(A block of data)
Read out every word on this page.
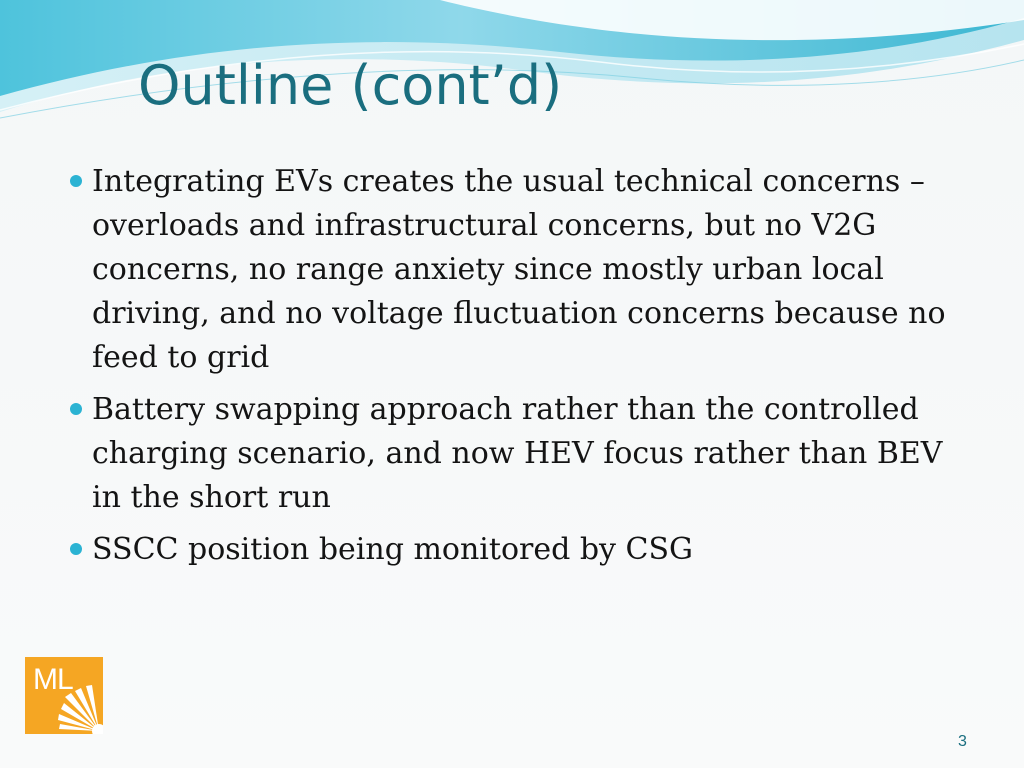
Outline (cont’d)
Integrating EVs creates the usual technical concerns – overloads and infrastructural concerns, but no V2G concerns, no range anxiety since mostly urban local driving, and no voltage fluctuation concerns because no feed to grid
Battery swapping approach rather than the controlled charging scenario, and now HEV focus rather than BEV in the short run
SSCC position being monitored by CSG
ML
3
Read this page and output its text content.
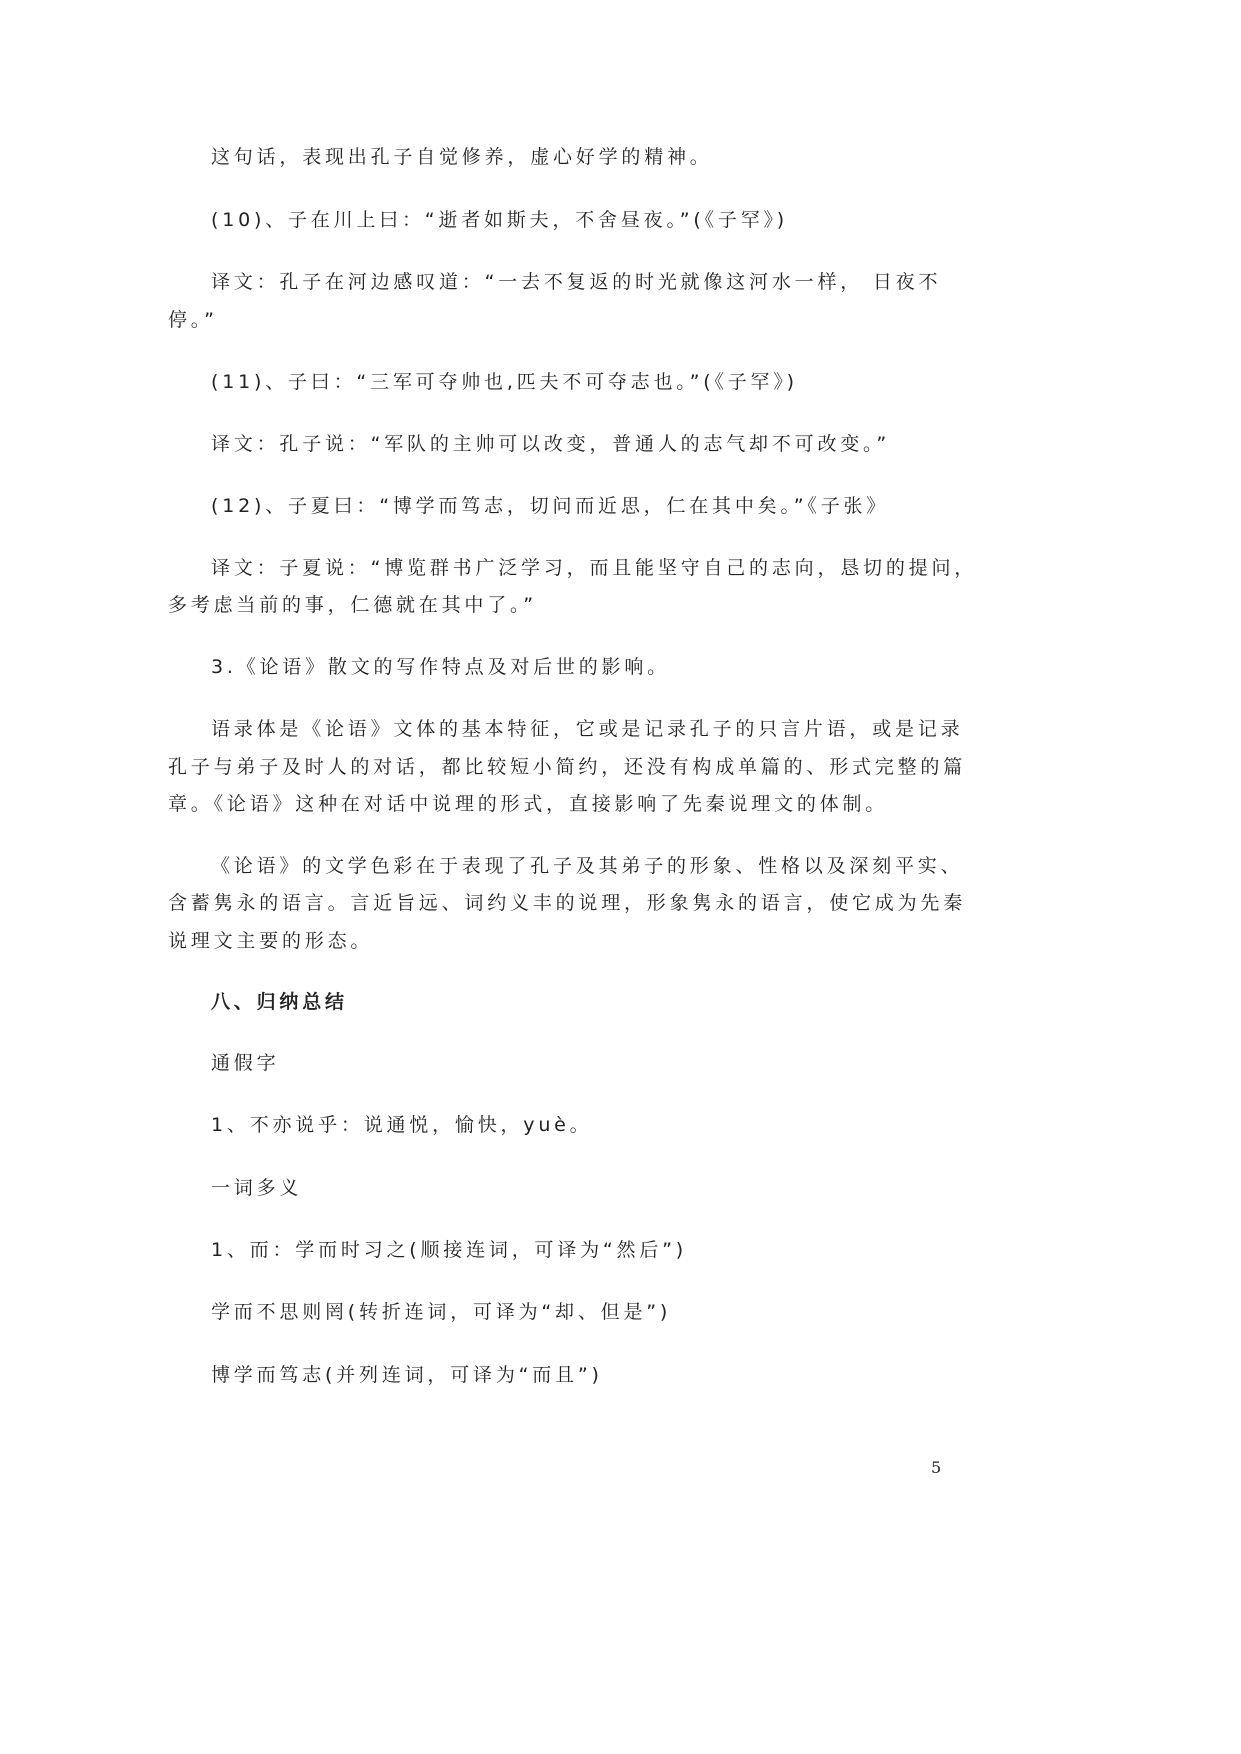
这句话，表现出孔子自觉修养，虚心好学的精神。
(10)、子在川上曰：“逝者如斯夫，不舍昼夜。”(《子罕》)
译文：孔子在河边感叹道：“一去不复返的时光就像这河水一样， 日夜不
停。”
(11)、子曰：“三军可夺帅也,匹夫不可夺志也。”(《子罕》)
译文：孔子说：“军队的主帅可以改变，普通人的志气却不可改变。”
(12)、子夏曰：“博学而笃志，切问而近思，仁在其中矣。”《子张》
译文：子夏说：“博览群书广泛学习，而且能坚守自己的志向，恳切的提问，
多考虑当前的事，仁德就在其中了。”
3.《论语》散文的写作特点及对后世的影响。
语录体是《论语》文体的基本特征，它或是记录孔子的只言片语，或是记录
孔子与弟子及时人的对话，都比较短小简约，还没有构成单篇的、形式完整的篇
章。《论语》这种在对话中说理的形式，直接影响了先秦说理文的体制。
《论语》的文学色彩在于表现了孔子及其弟子的形象、性格以及深刻平实、
含蓄隽永的语言。言近旨远、词约义丰的说理，形象隽永的语言，使它成为先秦
说理文主要的形态。
八、归纳总结
通假字
1、不亦说乎：说通悦，愉快，yuè。
一词多义
1、而：学而时习之(顺接连词，可译为“然后”)
学而不思则罔(转折连词，可译为“却、但是”)
博学而笃志(并列连词，可译为“而且”)
5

What is being asked>
In the records above, locate the lines holding the word "this". Copy each of them.

The answer>
Read out every word on this page.
Read this page and output its text content.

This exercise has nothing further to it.